*Given information*
>> BEGIN

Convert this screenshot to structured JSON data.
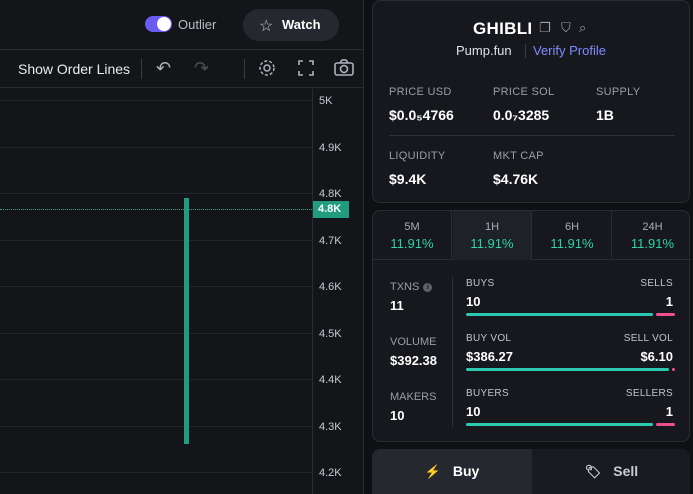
{
  "header": {
    "outlier_label": "Outlier",
    "outlier_on": true,
    "watch_label": "Watch",
    "accent_color": "#6a5cf0"
  },
  "toolbar": {
    "show_order_lines_label": "Show Order Lines",
    "icons": [
      "undo-icon",
      "redo-icon",
      "gear-icon",
      "fullscreen-icon",
      "camera-icon"
    ]
  },
  "chart": {
    "y_axis_labels": [
      "5K",
      "4.9K",
      "4.8K",
      "4.7K",
      "4.6K",
      "4.5K",
      "4.4K",
      "4.3K",
      "4.2K"
    ],
    "current_price_label": "4.8K",
    "candle_color": "#1f9d7e",
    "candle_low": 4.26,
    "candle_high": 4.79
  },
  "token": {
    "name": "GHIBLI",
    "platform": "Pump.fun",
    "verify_label": "Verify Profile",
    "stats": {
      "price_usd_label": "PRICE USD",
      "price_usd": "$0.0₅4766",
      "price_sol_label": "PRICE SOL",
      "price_sol": "0.0₇3285",
      "supply_label": "SUPPLY",
      "supply": "1B",
      "liquidity_label": "LIQUIDITY",
      "liquidity": "$9.4K",
      "mkt_cap_label": "MKT CAP",
      "mkt_cap": "$4.76K"
    }
  },
  "timeframes": [
    {
      "label": "5M",
      "change": "11.91%"
    },
    {
      "label": "1H",
      "change": "11.91%",
      "active": true
    },
    {
      "label": "6H",
      "change": "11.91%"
    },
    {
      "label": "24H",
      "change": "11.91%"
    }
  ],
  "metrics": {
    "txns_label": "TXNS",
    "txns": "11",
    "volume_label": "VOLUME",
    "volume": "$392.38",
    "makers_label": "MAKERS",
    "makers": "10"
  },
  "breakdown": {
    "buys_label": "BUYS",
    "buys": "10",
    "sells_label": "SELLS",
    "sells": "1",
    "buys_ratio": 0.91,
    "buy_vol_label": "BUY VOL",
    "buy_vol": "$386.27",
    "sell_vol_label": "SELL VOL",
    "sell_vol": "$6.10",
    "vol_ratio": 0.984,
    "buyers_label": "BUYERS",
    "buyers": "10",
    "sellers_label": "SELLERS",
    "sellers": "1",
    "buyers_ratio": 0.91
  },
  "trade": {
    "buy_label": "Buy",
    "sell_label": "Sell"
  }
}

>> END

*What the task requires*
Drop the pictures and reproduce the rest of the entries above exactly.

*The completed task*
Convert this screenshot to structured JSON data.
{
  "header": {
    "outlier_label": "Outlier",
    "outlier_on": true,
    "watch_label": "Watch",
    "accent_color": "#6a5cf0"
  },
  "toolbar": {
    "show_order_lines_label": "Show Order Lines",
    "icons": [
      "undo-icon",
      "redo-icon",
      "gear-icon",
      "fullscreen-icon",
      "camera-icon"
    ]
  },
  "chart": {
    "y_axis_labels": [
      "5K",
      "4.9K",
      "4.8K",
      "4.7K",
      "4.6K",
      "4.5K",
      "4.4K",
      "4.3K",
      "4.2K"
    ],
    "current_price_label": "4.8K",
    "candle_color": "#1f9d7e",
    "candle_low": 4.26,
    "candle_high": 4.79
  },
  "token": {
    "name": "GHIBLI",
    "platform": "Pump.fun",
    "verify_label": "Verify Profile",
    "stats": {
      "price_usd_label": "PRICE USD",
      "price_usd": "$0.0₅4766",
      "price_sol_label": "PRICE SOL",
      "price_sol": "0.0₇3285",
      "supply_label": "SUPPLY",
      "supply": "1B",
      "liquidity_label": "LIQUIDITY",
      "liquidity": "$9.4K",
      "mkt_cap_label": "MKT CAP",
      "mkt_cap": "$4.76K"
    }
  },
  "timeframes": [
    {
      "label": "5M",
      "change": "11.91%"
    },
    {
      "label": "1H",
      "change": "11.91%",
      "active": true
    },
    {
      "label": "6H",
      "change": "11.91%"
    },
    {
      "label": "24H",
      "change": "11.91%"
    }
  ],
  "metrics": {
    "txns_label": "TXNS",
    "txns": "11",
    "volume_label": "VOLUME",
    "volume": "$392.38",
    "makers_label": "MAKERS",
    "makers": "10"
  },
  "breakdown": {
    "buys_label": "BUYS",
    "buys": "10",
    "sells_label": "SELLS",
    "sells": "1",
    "buys_ratio": 0.91,
    "buy_vol_label": "BUY VOL",
    "buy_vol": "$386.27",
    "sell_vol_label": "SELL VOL",
    "sell_vol": "$6.10",
    "vol_ratio": 0.984,
    "buyers_label": "BUYERS",
    "buyers": "10",
    "sellers_label": "SELLERS",
    "sellers": "1",
    "buyers_ratio": 0.91
  },
  "trade": {
    "buy_label": "Buy",
    "sell_label": "Sell"
  }
}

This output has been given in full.